= Material supplied =
==*==

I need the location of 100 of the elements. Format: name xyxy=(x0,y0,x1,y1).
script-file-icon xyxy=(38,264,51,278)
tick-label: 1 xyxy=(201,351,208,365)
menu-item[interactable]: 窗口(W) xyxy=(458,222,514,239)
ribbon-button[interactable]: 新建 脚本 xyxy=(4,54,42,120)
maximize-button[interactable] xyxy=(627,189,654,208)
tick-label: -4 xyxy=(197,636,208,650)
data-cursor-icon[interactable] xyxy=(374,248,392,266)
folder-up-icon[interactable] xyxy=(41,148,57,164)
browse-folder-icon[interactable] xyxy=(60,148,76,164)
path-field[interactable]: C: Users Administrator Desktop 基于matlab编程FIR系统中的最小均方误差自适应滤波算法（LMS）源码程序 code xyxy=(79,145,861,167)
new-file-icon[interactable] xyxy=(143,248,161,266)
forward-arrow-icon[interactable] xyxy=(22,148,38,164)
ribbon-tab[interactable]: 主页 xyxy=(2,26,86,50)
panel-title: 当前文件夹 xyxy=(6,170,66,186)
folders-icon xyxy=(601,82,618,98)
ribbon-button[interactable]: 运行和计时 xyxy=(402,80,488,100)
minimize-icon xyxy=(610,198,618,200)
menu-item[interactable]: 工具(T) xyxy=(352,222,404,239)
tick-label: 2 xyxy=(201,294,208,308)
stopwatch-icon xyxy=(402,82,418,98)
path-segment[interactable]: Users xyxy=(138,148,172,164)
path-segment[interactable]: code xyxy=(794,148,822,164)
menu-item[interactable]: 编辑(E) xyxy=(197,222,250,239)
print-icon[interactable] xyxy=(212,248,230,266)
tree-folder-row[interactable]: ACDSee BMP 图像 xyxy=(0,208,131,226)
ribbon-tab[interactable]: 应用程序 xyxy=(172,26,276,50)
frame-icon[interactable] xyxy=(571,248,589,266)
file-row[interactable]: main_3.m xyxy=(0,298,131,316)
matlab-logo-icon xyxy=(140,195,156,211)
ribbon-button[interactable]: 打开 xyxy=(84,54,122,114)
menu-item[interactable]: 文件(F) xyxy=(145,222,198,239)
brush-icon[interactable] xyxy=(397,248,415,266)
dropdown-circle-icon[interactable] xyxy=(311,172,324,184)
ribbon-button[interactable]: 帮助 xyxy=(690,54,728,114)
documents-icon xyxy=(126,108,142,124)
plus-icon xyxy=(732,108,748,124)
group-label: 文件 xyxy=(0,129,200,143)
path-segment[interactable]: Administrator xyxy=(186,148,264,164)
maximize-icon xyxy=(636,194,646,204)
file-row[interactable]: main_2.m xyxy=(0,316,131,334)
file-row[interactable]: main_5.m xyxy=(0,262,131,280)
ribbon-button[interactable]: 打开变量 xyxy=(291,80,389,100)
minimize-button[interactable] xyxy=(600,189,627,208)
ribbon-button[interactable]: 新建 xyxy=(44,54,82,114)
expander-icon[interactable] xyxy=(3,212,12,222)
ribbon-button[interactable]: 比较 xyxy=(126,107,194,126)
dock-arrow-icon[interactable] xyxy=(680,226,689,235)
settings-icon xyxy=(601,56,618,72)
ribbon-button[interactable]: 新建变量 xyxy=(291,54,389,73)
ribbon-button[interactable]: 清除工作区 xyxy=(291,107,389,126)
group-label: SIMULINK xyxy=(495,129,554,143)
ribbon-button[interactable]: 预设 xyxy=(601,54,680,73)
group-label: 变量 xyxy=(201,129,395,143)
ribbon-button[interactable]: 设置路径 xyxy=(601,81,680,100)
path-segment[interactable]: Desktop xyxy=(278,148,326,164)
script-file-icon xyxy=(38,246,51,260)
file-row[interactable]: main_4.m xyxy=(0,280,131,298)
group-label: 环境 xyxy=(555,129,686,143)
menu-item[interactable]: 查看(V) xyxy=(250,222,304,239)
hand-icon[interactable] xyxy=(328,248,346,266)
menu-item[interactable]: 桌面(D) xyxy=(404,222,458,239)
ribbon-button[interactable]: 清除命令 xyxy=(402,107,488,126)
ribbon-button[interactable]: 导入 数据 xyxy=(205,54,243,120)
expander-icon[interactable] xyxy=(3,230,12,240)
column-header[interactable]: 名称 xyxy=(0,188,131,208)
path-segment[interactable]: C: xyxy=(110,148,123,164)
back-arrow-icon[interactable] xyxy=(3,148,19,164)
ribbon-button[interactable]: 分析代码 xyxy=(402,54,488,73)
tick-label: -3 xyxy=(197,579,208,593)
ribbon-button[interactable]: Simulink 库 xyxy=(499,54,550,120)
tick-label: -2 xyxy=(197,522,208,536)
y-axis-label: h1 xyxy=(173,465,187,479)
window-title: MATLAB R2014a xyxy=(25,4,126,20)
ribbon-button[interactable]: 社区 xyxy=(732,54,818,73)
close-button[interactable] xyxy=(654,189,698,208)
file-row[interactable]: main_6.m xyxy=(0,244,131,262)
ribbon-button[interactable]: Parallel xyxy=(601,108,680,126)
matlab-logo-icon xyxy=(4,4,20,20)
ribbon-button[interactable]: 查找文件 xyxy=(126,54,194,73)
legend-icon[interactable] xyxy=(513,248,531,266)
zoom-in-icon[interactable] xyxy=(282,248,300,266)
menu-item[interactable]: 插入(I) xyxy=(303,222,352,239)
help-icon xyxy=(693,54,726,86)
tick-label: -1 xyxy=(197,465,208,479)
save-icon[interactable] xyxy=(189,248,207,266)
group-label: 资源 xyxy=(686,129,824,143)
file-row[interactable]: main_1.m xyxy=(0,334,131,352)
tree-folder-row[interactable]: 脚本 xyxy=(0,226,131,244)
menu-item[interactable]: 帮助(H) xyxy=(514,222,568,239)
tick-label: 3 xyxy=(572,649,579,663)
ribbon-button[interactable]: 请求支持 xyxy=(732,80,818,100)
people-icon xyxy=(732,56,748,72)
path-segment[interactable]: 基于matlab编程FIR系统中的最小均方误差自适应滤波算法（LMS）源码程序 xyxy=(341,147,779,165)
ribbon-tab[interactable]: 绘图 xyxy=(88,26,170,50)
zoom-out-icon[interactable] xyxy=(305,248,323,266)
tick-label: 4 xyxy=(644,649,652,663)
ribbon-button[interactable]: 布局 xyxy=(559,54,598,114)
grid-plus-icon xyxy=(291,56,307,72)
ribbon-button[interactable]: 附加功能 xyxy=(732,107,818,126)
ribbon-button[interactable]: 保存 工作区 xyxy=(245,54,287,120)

==*==

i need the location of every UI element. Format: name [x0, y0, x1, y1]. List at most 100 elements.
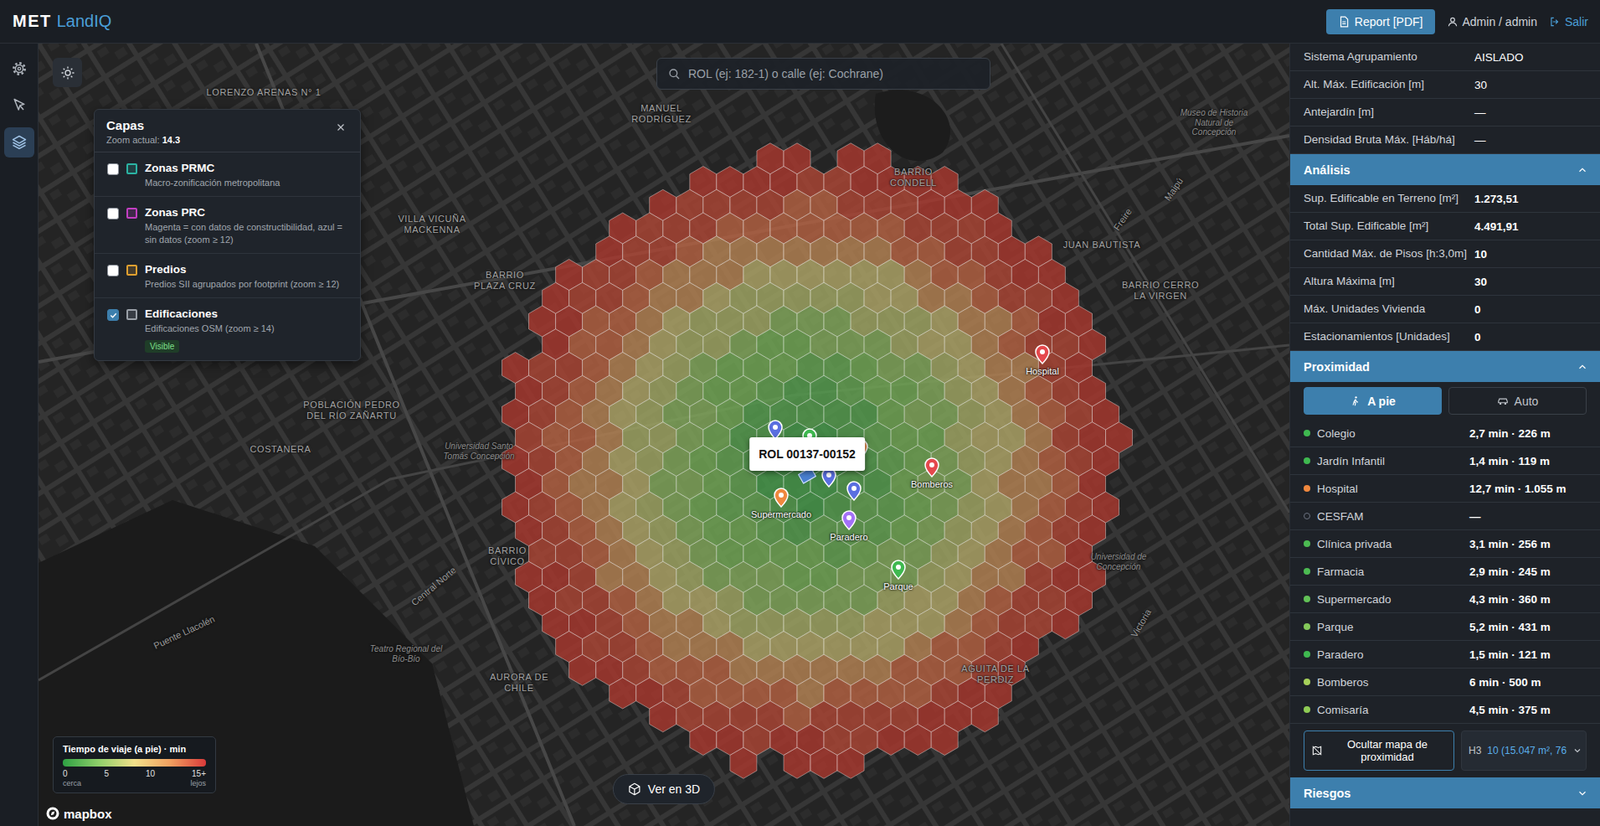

==*==

= What you will do =
Please render the material from the line with "I need the location of 100" to the line with "ribbon-button[interactable]: 新建 脚本" as a Markdown table with the columns Row and Line, numbering each row and omitting blank lines.

= Solution =
| Row | Line |
|---|---|
| 1 | I need the location of 100 of the elements. Format: name xyxy=(x0,y0,x1,y1). |
| 2 | script-file-icon xyxy=(38,264,51,278) |
| 3 | tick-label: 1 xyxy=(201,351,208,365) |
| 4 | menu-item[interactable]: 窗口(W) xyxy=(458,222,514,239) |
| 5 | ribbon-button[interactable]: 新建 脚本 xyxy=(4,54,42,120) |